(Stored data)

· · · · ·

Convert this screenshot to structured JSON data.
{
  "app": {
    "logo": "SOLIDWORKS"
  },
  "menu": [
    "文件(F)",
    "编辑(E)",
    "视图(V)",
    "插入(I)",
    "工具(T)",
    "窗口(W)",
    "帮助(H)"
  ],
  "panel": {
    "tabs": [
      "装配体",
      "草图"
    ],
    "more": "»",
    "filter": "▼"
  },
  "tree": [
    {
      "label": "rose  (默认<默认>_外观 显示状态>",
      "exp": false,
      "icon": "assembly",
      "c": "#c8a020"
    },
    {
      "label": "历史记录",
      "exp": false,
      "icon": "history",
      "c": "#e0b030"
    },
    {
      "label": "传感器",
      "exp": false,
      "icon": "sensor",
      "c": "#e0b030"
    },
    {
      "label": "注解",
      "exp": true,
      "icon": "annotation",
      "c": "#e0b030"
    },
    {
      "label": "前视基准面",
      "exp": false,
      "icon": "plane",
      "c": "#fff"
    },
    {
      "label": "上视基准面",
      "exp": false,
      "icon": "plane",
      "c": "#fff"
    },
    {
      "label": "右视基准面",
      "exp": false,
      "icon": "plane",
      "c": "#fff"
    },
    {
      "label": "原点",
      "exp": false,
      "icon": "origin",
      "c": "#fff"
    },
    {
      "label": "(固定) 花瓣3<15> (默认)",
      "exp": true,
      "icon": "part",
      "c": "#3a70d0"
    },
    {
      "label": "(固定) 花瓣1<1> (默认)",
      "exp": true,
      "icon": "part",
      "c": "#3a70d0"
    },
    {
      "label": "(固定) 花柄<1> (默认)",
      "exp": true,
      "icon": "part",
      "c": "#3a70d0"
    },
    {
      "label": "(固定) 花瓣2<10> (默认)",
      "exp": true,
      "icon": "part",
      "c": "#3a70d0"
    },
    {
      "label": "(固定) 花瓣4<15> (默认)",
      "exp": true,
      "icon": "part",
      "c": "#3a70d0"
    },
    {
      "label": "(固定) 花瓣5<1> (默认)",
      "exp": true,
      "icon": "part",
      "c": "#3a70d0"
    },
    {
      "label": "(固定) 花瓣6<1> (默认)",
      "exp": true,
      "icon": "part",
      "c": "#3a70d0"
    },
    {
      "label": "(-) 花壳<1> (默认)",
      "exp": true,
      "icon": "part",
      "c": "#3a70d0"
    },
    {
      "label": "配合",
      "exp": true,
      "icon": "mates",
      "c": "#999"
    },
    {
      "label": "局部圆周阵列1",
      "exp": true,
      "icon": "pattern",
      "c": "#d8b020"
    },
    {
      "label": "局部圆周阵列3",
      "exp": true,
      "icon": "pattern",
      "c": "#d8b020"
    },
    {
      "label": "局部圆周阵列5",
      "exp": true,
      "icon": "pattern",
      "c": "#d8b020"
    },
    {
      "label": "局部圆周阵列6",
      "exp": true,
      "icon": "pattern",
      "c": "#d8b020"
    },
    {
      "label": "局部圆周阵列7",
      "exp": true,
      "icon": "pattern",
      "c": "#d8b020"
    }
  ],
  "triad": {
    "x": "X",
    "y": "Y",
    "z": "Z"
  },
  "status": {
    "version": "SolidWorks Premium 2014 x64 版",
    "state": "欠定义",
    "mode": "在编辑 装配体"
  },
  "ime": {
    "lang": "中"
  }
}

· · · · ·

### Aim:
Would you write down every record again, exactly?

### Task result:
Convert this screenshot to structured JSON data.
{
  "app": {
    "logo": "SOLIDWORKS"
  },
  "menu": [
    "文件(F)",
    "编辑(E)",
    "视图(V)",
    "插入(I)",
    "工具(T)",
    "窗口(W)",
    "帮助(H)"
  ],
  "panel": {
    "tabs": [
      "装配体",
      "草图"
    ],
    "more": "»",
    "filter": "▼"
  },
  "tree": [
    {
      "label": "rose  (默认<默认>_外观 显示状态>",
      "exp": false,
      "icon": "assembly",
      "c": "#c8a020"
    },
    {
      "label": "历史记录",
      "exp": false,
      "icon": "history",
      "c": "#e0b030"
    },
    {
      "label": "传感器",
      "exp": false,
      "icon": "sensor",
      "c": "#e0b030"
    },
    {
      "label": "注解",
      "exp": true,
      "icon": "annotation",
      "c": "#e0b030"
    },
    {
      "label": "前视基准面",
      "exp": false,
      "icon": "plane",
      "c": "#fff"
    },
    {
      "label": "上视基准面",
      "exp": false,
      "icon": "plane",
      "c": "#fff"
    },
    {
      "label": "右视基准面",
      "exp": false,
      "icon": "plane",
      "c": "#fff"
    },
    {
      "label": "原点",
      "exp": false,
      "icon": "origin",
      "c": "#fff"
    },
    {
      "label": "(固定) 花瓣3<15> (默认)",
      "exp": true,
      "icon": "part",
      "c": "#3a70d0"
    },
    {
      "label": "(固定) 花瓣1<1> (默认)",
      "exp": true,
      "icon": "part",
      "c": "#3a70d0"
    },
    {
      "label": "(固定) 花柄<1> (默认)",
      "exp": true,
      "icon": "part",
      "c": "#3a70d0"
    },
    {
      "label": "(固定) 花瓣2<10> (默认)",
      "exp": true,
      "icon": "part",
      "c": "#3a70d0"
    },
    {
      "label": "(固定) 花瓣4<15> (默认)",
      "exp": true,
      "icon": "part",
      "c": "#3a70d0"
    },
    {
      "label": "(固定) 花瓣5<1> (默认)",
      "exp": true,
      "icon": "part",
      "c": "#3a70d0"
    },
    {
      "label": "(固定) 花瓣6<1> (默认)",
      "exp": true,
      "icon": "part",
      "c": "#3a70d0"
    },
    {
      "label": "(-) 花壳<1> (默认)",
      "exp": true,
      "icon": "part",
      "c": "#3a70d0"
    },
    {
      "label": "配合",
      "exp": true,
      "icon": "mates",
      "c": "#999"
    },
    {
      "label": "局部圆周阵列1",
      "exp": true,
      "icon": "pattern",
      "c": "#d8b020"
    },
    {
      "label": "局部圆周阵列3",
      "exp": true,
      "icon": "pattern",
      "c": "#d8b020"
    },
    {
      "label": "局部圆周阵列5",
      "exp": true,
      "icon": "pattern",
      "c": "#d8b020"
    },
    {
      "label": "局部圆周阵列6",
      "exp": true,
      "icon": "pattern",
      "c": "#d8b020"
    },
    {
      "label": "局部圆周阵列7",
      "exp": true,
      "icon": "pattern",
      "c": "#d8b020"
    }
  ],
  "triad": {
    "x": "X",
    "y": "Y",
    "z": "Z"
  },
  "status": {
    "version": "SolidWorks Premium 2014 x64 版",
    "state": "欠定义",
    "mode": "在编辑 装配体"
  },
  "ime": {
    "lang": "中"
  }
}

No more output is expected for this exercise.